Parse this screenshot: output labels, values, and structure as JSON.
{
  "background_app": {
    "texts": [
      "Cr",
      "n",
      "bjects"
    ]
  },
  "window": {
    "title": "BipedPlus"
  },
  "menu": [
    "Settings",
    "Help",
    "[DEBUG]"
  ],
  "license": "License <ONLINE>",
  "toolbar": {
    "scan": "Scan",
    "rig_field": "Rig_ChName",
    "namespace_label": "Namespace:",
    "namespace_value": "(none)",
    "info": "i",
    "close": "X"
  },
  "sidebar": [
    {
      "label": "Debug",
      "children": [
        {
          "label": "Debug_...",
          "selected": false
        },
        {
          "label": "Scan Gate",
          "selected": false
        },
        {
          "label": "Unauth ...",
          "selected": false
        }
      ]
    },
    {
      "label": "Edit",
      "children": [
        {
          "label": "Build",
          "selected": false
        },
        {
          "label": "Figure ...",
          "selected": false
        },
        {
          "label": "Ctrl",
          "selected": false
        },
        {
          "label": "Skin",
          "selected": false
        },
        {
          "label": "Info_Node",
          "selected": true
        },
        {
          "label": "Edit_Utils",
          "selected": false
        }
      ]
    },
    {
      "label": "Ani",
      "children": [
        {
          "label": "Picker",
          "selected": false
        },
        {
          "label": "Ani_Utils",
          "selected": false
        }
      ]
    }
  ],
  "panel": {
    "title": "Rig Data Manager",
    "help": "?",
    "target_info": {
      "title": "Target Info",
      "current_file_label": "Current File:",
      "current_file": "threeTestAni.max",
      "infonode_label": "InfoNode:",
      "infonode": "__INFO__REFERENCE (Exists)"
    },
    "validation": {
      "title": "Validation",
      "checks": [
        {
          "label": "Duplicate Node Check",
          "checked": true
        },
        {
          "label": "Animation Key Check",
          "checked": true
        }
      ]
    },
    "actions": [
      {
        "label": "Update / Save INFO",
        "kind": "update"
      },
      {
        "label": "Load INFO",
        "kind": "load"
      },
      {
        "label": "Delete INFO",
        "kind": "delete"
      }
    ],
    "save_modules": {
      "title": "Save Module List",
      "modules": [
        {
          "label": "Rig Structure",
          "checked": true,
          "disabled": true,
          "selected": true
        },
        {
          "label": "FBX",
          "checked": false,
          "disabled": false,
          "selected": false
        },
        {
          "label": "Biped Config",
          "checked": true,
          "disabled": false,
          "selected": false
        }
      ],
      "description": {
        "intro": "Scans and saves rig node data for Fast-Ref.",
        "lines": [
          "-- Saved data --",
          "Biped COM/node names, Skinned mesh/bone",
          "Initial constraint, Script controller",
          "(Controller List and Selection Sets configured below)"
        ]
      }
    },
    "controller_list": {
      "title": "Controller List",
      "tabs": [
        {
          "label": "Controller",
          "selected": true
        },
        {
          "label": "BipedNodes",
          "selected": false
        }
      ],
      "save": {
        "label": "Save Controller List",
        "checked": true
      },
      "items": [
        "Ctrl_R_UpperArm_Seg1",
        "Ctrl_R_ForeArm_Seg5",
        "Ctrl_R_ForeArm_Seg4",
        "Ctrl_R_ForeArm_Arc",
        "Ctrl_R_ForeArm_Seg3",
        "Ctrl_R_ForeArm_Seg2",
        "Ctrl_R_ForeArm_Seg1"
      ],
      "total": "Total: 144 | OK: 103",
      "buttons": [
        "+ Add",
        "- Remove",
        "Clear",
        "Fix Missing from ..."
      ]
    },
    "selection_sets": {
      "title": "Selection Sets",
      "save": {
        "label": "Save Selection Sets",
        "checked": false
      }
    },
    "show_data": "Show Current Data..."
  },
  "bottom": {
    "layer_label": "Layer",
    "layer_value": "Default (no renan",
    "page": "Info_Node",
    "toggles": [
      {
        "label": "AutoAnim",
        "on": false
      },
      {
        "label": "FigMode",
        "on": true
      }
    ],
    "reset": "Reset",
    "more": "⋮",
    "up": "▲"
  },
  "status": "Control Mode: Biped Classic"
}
+++++
**REQUIREMENTS:**
Copy out all of the data exactly, leaving nothing out.

**ANSWER:**
Parse this screenshot: output labels, values, and structure as JSON.
{
  "background_app": {
    "texts": [
      "Cr",
      "n",
      "bjects"
    ]
  },
  "window": {
    "title": "BipedPlus"
  },
  "menu": [
    "Settings",
    "Help",
    "[DEBUG]"
  ],
  "license": "License <ONLINE>",
  "toolbar": {
    "scan": "Scan",
    "rig_field": "Rig_ChName",
    "namespace_label": "Namespace:",
    "namespace_value": "(none)",
    "info": "i",
    "close": "X"
  },
  "sidebar": [
    {
      "label": "Debug",
      "children": [
        {
          "label": "Debug_...",
          "selected": false
        },
        {
          "label": "Scan Gate",
          "selected": false
        },
        {
          "label": "Unauth ...",
          "selected": false
        }
      ]
    },
    {
      "label": "Edit",
      "children": [
        {
          "label": "Build",
          "selected": false
        },
        {
          "label": "Figure ...",
          "selected": false
        },
        {
          "label": "Ctrl",
          "selected": false
        },
        {
          "label": "Skin",
          "selected": false
        },
        {
          "label": "Info_Node",
          "selected": true
        },
        {
          "label": "Edit_Utils",
          "selected": false
        }
      ]
    },
    {
      "label": "Ani",
      "children": [
        {
          "label": "Picker",
          "selected": false
        },
        {
          "label": "Ani_Utils",
          "selected": false
        }
      ]
    }
  ],
  "panel": {
    "title": "Rig Data Manager",
    "help": "?",
    "target_info": {
      "title": "Target Info",
      "current_file_label": "Current File:",
      "current_file": "threeTestAni.max",
      "infonode_label": "InfoNode:",
      "infonode": "__INFO__REFERENCE (Exists)"
    },
    "validation": {
      "title": "Validation",
      "checks": [
        {
          "label": "Duplicate Node Check",
          "checked": true
        },
        {
          "label": "Animation Key Check",
          "checked": true
        }
      ]
    },
    "actions": [
      {
        "label": "Update / Save INFO",
        "kind": "update"
      },
      {
        "label": "Load INFO",
        "kind": "load"
      },
      {
        "label": "Delete INFO",
        "kind": "delete"
      }
    ],
    "save_modules": {
      "title": "Save Module List",
      "modules": [
        {
          "label": "Rig Structure",
          "checked": true,
          "disabled": true,
          "selected": true
        },
        {
          "label": "FBX",
          "checked": false,
          "disabled": false,
          "selected": false
        },
        {
          "label": "Biped Config",
          "checked": true,
          "disabled": false,
          "selected": false
        }
      ],
      "description": {
        "intro": "Scans and saves rig node data for Fast-Ref.",
        "lines": [
          "-- Saved data --",
          "Biped COM/node names, Skinned mesh/bone",
          "Initial constraint, Script controller",
          "(Controller List and Selection Sets configured below)"
        ]
      }
    },
    "controller_list": {
      "title": "Controller List",
      "tabs": [
        {
          "label": "Controller",
          "selected": true
        },
        {
          "label": "BipedNodes",
          "selected": false
        }
      ],
      "save": {
        "label": "Save Controller List",
        "checked": true
      },
      "items": [
        "Ctrl_R_UpperArm_Seg1",
        "Ctrl_R_ForeArm_Seg5",
        "Ctrl_R_ForeArm_Seg4",
        "Ctrl_R_ForeArm_Arc",
        "Ctrl_R_ForeArm_Seg3",
        "Ctrl_R_ForeArm_Seg2",
        "Ctrl_R_ForeArm_Seg1"
      ],
      "total": "Total: 144 | OK: 103",
      "buttons": [
        "+ Add",
        "- Remove",
        "Clear",
        "Fix Missing from ..."
      ]
    },
    "selection_sets": {
      "title": "Selection Sets",
      "save": {
        "label": "Save Selection Sets",
        "checked": false
      }
    },
    "show_data": "Show Current Data..."
  },
  "bottom": {
    "layer_label": "Layer",
    "layer_value": "Default (no renan",
    "page": "Info_Node",
    "toggles": [
      {
        "label": "AutoAnim",
        "on": false
      },
      {
        "label": "FigMode",
        "on": true
      }
    ],
    "reset": "Reset",
    "more": "⋮",
    "up": "▲"
  },
  "status": "Control Mode: Biped Classic"
}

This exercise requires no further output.